Stated exercise
Pull out every line in the data that has the string "this" in it.

━━ Stored records

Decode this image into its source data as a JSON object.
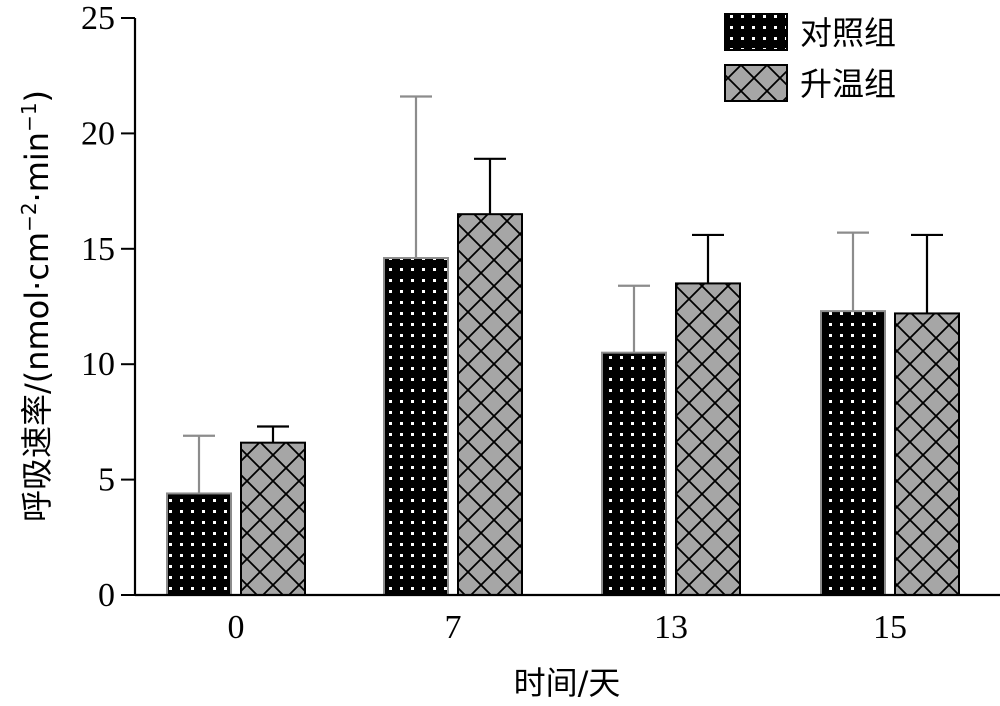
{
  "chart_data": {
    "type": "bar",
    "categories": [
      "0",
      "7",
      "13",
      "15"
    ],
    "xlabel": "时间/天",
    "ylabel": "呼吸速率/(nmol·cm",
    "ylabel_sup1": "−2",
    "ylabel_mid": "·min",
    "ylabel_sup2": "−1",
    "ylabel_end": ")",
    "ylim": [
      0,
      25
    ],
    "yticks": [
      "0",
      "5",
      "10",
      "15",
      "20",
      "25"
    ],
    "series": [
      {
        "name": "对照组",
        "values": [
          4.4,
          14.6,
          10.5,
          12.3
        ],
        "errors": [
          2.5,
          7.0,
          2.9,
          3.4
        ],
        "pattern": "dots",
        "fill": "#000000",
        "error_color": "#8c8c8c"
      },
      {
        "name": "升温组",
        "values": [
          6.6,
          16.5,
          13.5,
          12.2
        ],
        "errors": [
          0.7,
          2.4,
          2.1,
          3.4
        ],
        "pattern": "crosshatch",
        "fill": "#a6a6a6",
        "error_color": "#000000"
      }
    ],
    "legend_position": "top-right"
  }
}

━━━━
━━ Stored records

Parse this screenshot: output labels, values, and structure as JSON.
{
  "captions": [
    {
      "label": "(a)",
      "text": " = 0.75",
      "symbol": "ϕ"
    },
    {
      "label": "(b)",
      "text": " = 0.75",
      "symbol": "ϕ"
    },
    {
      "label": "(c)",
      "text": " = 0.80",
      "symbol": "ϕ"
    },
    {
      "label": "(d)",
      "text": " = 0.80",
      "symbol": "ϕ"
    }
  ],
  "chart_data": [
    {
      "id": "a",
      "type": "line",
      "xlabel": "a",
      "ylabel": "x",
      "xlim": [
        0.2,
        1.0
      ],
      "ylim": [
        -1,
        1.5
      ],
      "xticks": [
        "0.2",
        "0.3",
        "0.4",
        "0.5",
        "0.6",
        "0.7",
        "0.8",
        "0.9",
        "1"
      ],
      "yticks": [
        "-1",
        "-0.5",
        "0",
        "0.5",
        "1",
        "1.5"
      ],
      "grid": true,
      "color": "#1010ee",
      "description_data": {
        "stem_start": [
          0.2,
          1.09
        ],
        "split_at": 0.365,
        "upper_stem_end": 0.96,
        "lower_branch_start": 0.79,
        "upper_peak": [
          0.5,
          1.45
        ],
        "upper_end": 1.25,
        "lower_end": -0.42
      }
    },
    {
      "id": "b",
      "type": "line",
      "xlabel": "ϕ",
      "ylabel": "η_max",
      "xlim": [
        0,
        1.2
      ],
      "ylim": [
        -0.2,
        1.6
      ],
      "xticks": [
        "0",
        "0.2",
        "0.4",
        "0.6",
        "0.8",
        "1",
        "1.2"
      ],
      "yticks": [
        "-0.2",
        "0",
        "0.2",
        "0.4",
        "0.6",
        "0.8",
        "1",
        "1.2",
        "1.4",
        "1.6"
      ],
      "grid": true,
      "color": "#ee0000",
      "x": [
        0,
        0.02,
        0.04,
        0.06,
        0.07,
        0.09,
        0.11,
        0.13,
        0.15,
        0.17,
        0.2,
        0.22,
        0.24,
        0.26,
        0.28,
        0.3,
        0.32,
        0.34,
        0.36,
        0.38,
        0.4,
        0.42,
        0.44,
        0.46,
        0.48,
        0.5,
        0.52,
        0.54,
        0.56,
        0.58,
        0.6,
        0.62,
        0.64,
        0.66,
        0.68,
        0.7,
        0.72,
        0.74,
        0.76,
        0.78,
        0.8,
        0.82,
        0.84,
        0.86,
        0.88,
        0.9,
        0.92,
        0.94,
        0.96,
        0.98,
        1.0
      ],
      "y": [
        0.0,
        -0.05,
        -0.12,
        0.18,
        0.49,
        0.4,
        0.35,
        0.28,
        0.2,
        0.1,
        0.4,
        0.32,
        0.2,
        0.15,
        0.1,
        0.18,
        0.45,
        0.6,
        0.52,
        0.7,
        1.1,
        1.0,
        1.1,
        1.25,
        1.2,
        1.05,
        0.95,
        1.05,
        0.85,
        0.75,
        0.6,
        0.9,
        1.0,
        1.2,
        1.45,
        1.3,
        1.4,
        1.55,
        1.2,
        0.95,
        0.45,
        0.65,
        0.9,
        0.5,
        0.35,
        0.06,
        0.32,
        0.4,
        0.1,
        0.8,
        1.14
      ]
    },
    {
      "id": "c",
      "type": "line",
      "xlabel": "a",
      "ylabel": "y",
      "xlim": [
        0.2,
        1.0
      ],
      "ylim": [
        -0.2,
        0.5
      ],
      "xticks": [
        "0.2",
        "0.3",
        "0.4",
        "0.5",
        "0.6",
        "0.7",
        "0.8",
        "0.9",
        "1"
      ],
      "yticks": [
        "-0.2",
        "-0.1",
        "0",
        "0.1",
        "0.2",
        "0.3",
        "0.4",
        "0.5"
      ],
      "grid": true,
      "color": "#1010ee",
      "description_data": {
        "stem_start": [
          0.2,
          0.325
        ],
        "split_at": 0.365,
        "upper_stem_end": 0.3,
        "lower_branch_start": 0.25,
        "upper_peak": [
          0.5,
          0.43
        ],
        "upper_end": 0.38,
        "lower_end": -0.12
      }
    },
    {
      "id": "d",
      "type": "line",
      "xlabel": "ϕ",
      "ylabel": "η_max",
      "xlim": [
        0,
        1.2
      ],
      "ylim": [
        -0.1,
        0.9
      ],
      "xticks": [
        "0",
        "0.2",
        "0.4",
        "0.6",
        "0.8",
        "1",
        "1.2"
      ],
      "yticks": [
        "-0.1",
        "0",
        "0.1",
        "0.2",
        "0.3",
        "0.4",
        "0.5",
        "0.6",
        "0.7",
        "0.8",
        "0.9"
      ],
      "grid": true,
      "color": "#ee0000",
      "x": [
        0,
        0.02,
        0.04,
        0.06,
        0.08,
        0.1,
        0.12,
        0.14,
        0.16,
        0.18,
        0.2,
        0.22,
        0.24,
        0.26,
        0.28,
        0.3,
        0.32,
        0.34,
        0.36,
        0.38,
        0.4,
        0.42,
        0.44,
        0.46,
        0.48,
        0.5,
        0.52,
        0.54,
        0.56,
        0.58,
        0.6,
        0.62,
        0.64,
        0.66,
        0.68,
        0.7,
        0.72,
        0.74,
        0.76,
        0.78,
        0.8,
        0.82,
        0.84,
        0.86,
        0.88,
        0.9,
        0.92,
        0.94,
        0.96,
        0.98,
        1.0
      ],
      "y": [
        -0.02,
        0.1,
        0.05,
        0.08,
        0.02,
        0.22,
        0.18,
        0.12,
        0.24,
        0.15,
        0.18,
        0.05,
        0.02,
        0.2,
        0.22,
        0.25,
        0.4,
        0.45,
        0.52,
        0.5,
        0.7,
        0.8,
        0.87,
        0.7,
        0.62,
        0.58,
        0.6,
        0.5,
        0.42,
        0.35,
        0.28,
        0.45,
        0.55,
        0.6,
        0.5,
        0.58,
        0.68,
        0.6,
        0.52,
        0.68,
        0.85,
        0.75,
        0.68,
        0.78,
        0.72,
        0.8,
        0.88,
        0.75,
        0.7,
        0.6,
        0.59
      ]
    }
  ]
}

━━━━

Complete response
Decode this image into its source data as a JSON object.
Parse this screenshot: output labels, values, and structure as JSON.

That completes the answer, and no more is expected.